REQUIREMENT:
Copy each line that contains the word "Newsletter".

Dataset records
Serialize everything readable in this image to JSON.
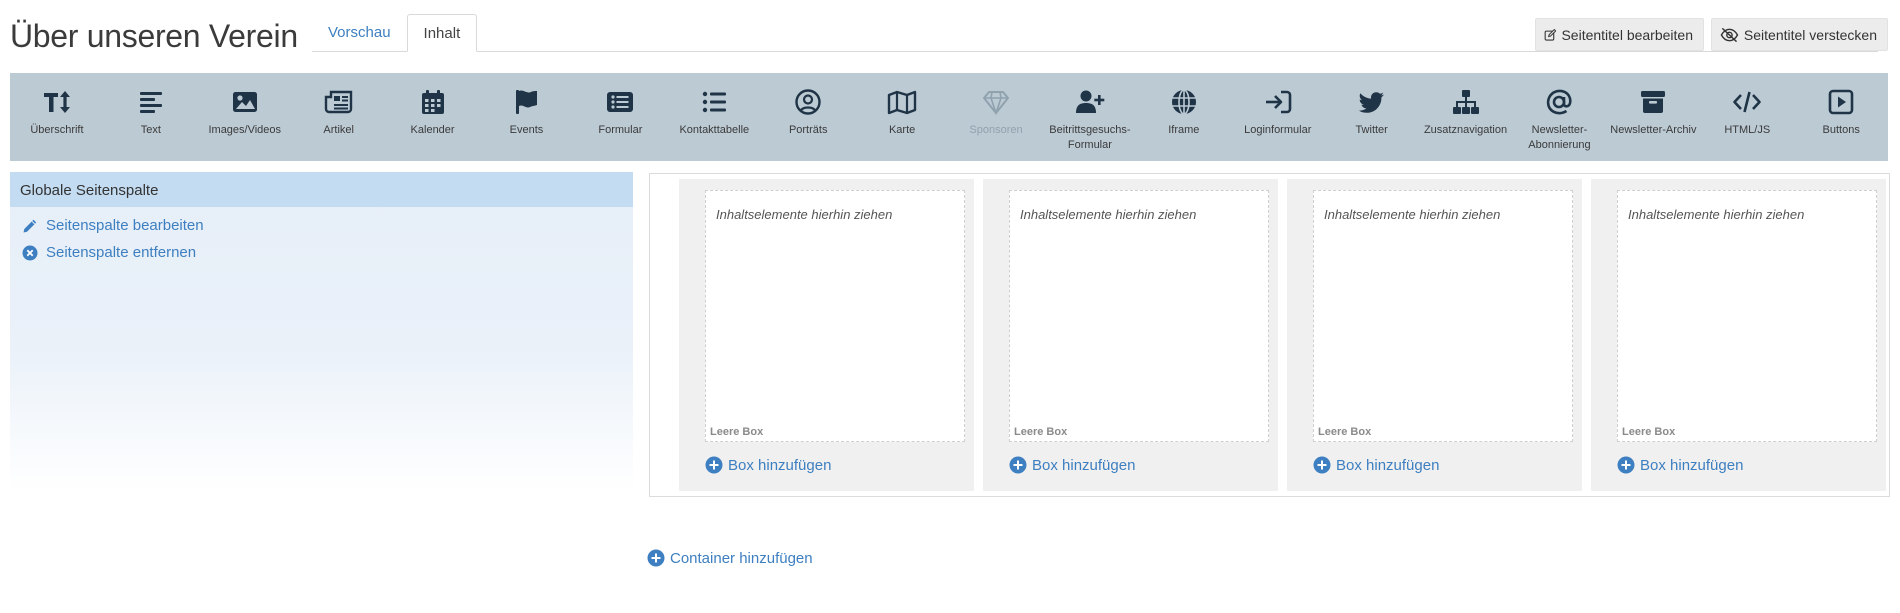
{
  "page": {
    "title": "Über unseren Verein"
  },
  "tabs": {
    "preview": "Vorschau",
    "content": "Inhalt"
  },
  "header_buttons": {
    "edit_title": "Seitentitel bearbeiten",
    "hide_title": "Seitentitel verstecken"
  },
  "toolbar": {
    "items": [
      {
        "label": "Überschrift",
        "icon": "text-height-icon"
      },
      {
        "label": "Text",
        "icon": "align-left-icon"
      },
      {
        "label": "Images/Videos",
        "icon": "image-icon"
      },
      {
        "label": "Artikel",
        "icon": "newspaper-icon"
      },
      {
        "label": "Kalender",
        "icon": "calendar-icon"
      },
      {
        "label": "Events",
        "icon": "flag-icon"
      },
      {
        "label": "Formular",
        "icon": "list-alt-icon"
      },
      {
        "label": "Kontakttabelle",
        "icon": "list-icon"
      },
      {
        "label": "Porträts",
        "icon": "user-circle-icon"
      },
      {
        "label": "Karte",
        "icon": "map-icon"
      },
      {
        "label": "Sponsoren",
        "icon": "gem-icon",
        "disabled": true
      },
      {
        "label": "Beitrittsgesuchs-Formular",
        "icon": "user-plus-icon"
      },
      {
        "label": "Iframe",
        "icon": "globe-icon"
      },
      {
        "label": "Loginformular",
        "icon": "sign-in-icon"
      },
      {
        "label": "Twitter",
        "icon": "twitter-icon"
      },
      {
        "label": "Zusatznavigation",
        "icon": "sitemap-icon"
      },
      {
        "label": "Newsletter-Abonnierung",
        "icon": "at-icon"
      },
      {
        "label": "Newsletter-Archiv",
        "icon": "archive-icon"
      },
      {
        "label": "HTML/JS",
        "icon": "code-icon"
      },
      {
        "label": "Buttons",
        "icon": "play-square-icon"
      }
    ]
  },
  "sidebar": {
    "title": "Globale Seitenspalte",
    "edit_link": "Seitenspalte bearbeiten",
    "remove_link": "Seitenspalte entfernen"
  },
  "container": {
    "columns": [
      {
        "dropzone_text": "Inhaltselemente hierhin ziehen",
        "empty_label": "Leere Box",
        "add_box": "Box hinzufügen"
      },
      {
        "dropzone_text": "Inhaltselemente hierhin ziehen",
        "empty_label": "Leere Box",
        "add_box": "Box hinzufügen"
      },
      {
        "dropzone_text": "Inhaltselemente hierhin ziehen",
        "empty_label": "Leere Box",
        "add_box": "Box hinzufügen"
      },
      {
        "dropzone_text": "Inhaltselemente hierhin ziehen",
        "empty_label": "Leere Box",
        "add_box": "Box hinzufügen"
      }
    ],
    "add_container": "Container hinzufügen"
  },
  "colors": {
    "link": "#3d7fc0",
    "toolbar_bg": "#bccad4",
    "sidebar_head": "#c3dcf1",
    "icon": "#1f3446"
  }
}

FULL OUTPUT:
        "label": "Newsletter-Abonnierung",
        "label": "Newsletter-Archiv",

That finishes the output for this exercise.